Görevler —
- a) Aşağıdaki şef söyleşisine göre Sinan Karabulut'un mutfak sanatlarına ilgisi kaç yaşında ve hangi şehirde başlamış?
- b) Aşağıdaki şef söyleşisinden "Günümüzde uluslararası beş" sözlerinin geçtiği yerden başlayan ve "resim çıkarabilmesi gerekiyor." sözlerinden sonra biten kısmı harfi harfine kopyalayın.
- c) Aşağıdaki Sinan Karabulut söyleşisinin devamını, gösterilen son cümleden sonrasından başlayarak yazın.

==== Sayfa Metni

Çimkent, kalabalık çarşıları ve canlı kent merkeziyle Güney Kazakistan’ın en dinamik şehri. Bu güzel şehrin en lüks oteli Rixos Khadisha Shymkent de kent merkezinde yükseliyor. Otelin mutfağı, şehirdeki en güzel restoranlara ev sahipliği yapıyor. Otelde iki restoran var: İtalyan mutfağının en başarılı örneklerini sunan Olivia ve en iyi yerel tatları sunan Kazakhasia. Bu başarılı restoranların ardındaki kişi ise Executive Chef Sinan Karabulut. Sinan Bey, güneşli Çimkent’den bizlere mesleğinin zorluklarını, başarılı bir şef olmanın sırlarını anlattı.
Mutfak sanatlarına olan ilginiz ne zaman başladı ve size ilham veren bir kişi oldu mu?
Mutfak sanatlarına olan ilgim, 16 yaşında Ankara’da başladı. Bolu, Mengenli olmam aşçılık sanatına başlamamın asıl sebeplerinden biridir. Yakın çevremizde bulunan değerli şefler, beni hem etkiledi hem de mesleğe iyi bir başlangıç yapmamı sağladılar. Rahmetli Aydın Yılmaz ustamı her zaman örnek almışımdır. Tavsiyeleri ve nasihatleri hiç aklımdan çıkmaz. Ayrıca geçmişte bireysel gelişimime katkısı bulunan tüm şeflerime teşekkür ediyorum.
Executive chef olmanın ve büyük bir otelin mutfağını yönetmenin zorlukları ve sırlarından bize biraz bahseder misiniz?
Günümüzde uluslararası beş yıldızlı standartlarda çalışan bir otel mutfağını yönetebilmek için birçok meziyetlere sahip olmak gerekiyor. Bunların başında bedensel güç, en önemli faktörlerden biridir. Aşçılık sanatı, çok dinamik bir bedene sahip olmayı gerektiren bir meslektir. Bir şefin mesleğini iyi icra edebilmesi için tıpkı bir ressamın tuvalinde bulunan farklı renkler gibi birçok vasfı bir arada taşıyabilmesi ve bu renkleri harmanlayıp ortaya mükemmel bir resim çıkarabilmesi gerekiyor.

========
==== Veri Kümesi Kayıtları

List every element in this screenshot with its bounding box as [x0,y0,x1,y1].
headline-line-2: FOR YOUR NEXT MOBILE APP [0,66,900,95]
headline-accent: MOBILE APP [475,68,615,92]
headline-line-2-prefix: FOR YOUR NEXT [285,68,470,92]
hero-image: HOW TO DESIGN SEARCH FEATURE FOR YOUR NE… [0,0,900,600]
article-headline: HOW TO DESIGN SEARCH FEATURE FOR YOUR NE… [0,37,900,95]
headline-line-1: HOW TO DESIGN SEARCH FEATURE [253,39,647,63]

========

Görev Sonuçları —
- a) 16 yaşında, Ankara'da.

- b)
Günümüzde uluslararası beş yıldızlı standartlarda çalışan bir otel mutfağını yönetebilmek için birçok meziyetlere sahip olmak gerekiyor. Bunların başında bedensel güç, en önemli faktörlerden biridir. Aşçılık sanatı, çok dinamik bir bedene sahip olmayı gerektiren bir meslektir. Bir şefin mesleğini iyi icra edebilmesi için tıpkı bir ressamın tuvalinde bulunan farklı renkler gibi birçok vasfı bir arada taşıyabilmesi ve bu renkleri harmanlayıp ortaya mükemmel bir resim çıkarabilmesi gerekiyor.

- c)
Bir şefin sahip olması gereken vasıfları kısaca şöyle sıralayabiliriz: İyi bir sunum yapabilmek için güzel sanatlara yatkınlığının olması; sağlıklı yiyecekler üretebilmek için tıbbi konularda, uluslararası menüler üretebilmek için gastronomi alanında, iyi karışımlar elde edebilmek için baharat türlerinde ve etleri tanıyabilmek için hayvanların anatomisinde bilgi sahibi olması; farklı milletlerden misafirlerle ve yönetim ile iletişim kurabilmek için yabancı dil, maliyet kontrolü için muhasebe bilmesi ve son olarak mutfak ekibini yönetebilmek için iyi bir lider olması gerekiyor. Bence iyi bir şefte bulunması gereken en önemli özellik ise üretilen her ürünün akılda kalacak kadar lezzetli olmasını sağlayabilmesidir. Lezzetleri bize hissettiren dilimizin de bir hafızası olduğuna inanıyorum. Zaten hepimiz, yıllar önce de olsa yediğimiz çok lezzetli bir yiyeceği hatırlarız ve aynı lezzeti ararız.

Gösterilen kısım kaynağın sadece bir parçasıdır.